SOURCE DOCUMENT:
# Ft. Pickens June 25



## MoganMan (Feb 24, 2013)

Went out to Ft. Pickens pier to try and get some kings with a few buds of mine. We used sabiki rigs to catch live LY's and Hardtails for bait. Sadly the kings just weren't there/hungry. We only caught 1 fish and it was my personal best spanish mackeral, 26.5 inches and 4.5 pounds, caught on a live LY.


----------



## TTT (Jun 26, 2013)

Good one


----------



## thecalmbeforethestorm (Nov 6, 2010)

nice fish i know you from somewhere i think we may have bumped into eacother at sykes once or twice


----------



## DAWGONIT (Jan 16, 2009)

beautiful Spanish.
catch 'em up.


----------



## MoganMan (Feb 24, 2013)

Thanks guys! You probably are right, we go to sykes a lot.


----------



## fishnhuntguy (Feb 8, 2012)

Nice Spanish. My personal best is still 24. That's a good fish.


----------



## PAWGhunter (Feb 3, 2010)

Nice Spanish!


----------



## J0nesi (Jun 22, 2011)

thats great. hope they will be out there this weekend.


----------



## flex (Feb 26, 2013)

hey i wouldn't complain that there is good eatin


----------



## bsalt (Apr 6, 2013)

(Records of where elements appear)
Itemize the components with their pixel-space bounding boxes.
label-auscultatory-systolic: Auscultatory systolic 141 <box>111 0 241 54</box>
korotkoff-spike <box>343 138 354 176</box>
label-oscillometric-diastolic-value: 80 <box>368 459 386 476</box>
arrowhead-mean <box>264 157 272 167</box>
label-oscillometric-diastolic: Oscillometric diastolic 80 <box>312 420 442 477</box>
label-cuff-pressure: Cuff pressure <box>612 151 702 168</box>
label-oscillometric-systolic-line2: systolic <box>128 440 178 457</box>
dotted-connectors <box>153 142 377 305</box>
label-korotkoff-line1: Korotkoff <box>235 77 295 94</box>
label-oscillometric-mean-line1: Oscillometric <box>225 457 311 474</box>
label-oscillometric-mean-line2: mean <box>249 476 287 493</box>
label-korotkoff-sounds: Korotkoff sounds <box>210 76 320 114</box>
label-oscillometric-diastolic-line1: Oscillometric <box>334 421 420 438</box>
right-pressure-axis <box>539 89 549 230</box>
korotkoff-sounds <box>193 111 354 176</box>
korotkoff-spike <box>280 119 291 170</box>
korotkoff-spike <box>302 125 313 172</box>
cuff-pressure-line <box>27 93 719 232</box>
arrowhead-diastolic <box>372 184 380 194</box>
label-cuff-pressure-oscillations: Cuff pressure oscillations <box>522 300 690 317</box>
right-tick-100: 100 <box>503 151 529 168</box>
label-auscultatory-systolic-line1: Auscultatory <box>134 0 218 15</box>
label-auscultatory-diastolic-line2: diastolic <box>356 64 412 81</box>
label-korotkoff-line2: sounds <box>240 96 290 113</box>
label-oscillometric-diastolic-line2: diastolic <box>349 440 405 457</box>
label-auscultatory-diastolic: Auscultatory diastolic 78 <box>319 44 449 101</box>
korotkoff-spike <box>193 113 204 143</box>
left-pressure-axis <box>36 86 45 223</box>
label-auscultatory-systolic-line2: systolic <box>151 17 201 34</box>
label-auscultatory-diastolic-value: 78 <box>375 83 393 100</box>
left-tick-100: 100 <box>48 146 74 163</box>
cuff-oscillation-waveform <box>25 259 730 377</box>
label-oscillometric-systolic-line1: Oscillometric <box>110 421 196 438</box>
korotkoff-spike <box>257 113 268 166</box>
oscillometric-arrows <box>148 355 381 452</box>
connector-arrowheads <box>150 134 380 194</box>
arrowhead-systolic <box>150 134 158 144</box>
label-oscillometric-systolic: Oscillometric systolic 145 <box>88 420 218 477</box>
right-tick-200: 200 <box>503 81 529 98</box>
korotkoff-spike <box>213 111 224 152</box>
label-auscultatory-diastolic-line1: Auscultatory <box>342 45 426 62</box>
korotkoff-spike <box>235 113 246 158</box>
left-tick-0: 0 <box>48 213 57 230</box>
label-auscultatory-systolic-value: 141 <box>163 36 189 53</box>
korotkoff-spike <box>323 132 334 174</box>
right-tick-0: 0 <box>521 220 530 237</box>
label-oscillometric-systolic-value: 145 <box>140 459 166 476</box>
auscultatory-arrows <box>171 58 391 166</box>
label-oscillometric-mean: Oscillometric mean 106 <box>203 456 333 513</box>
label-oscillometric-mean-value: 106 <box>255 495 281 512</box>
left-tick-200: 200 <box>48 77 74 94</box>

INSTRUCTIONS:
a: How long and how heavy was the Spanish mackerel in the Ft. Pickens fishing thread?
b: Continue the Ft. Pickens fishing thread past its last line.

RESPONSES FOR EACH TASK:
a: 26.5 inches and 4.5 pounds.

b:
yo mogan, so there was plenty of bait out? Heading out early in the morning. Holla


----------



## MoganMan (Feb 24, 2013)

Yeah, we caught ton's of LY's on sabiki rigs and a few hardtails, bait wasn't an issue for us but according to the people who were there all day the bait had showed up when we got there (around 2 p.m.)


----------



## bsalt (Apr 6, 2013)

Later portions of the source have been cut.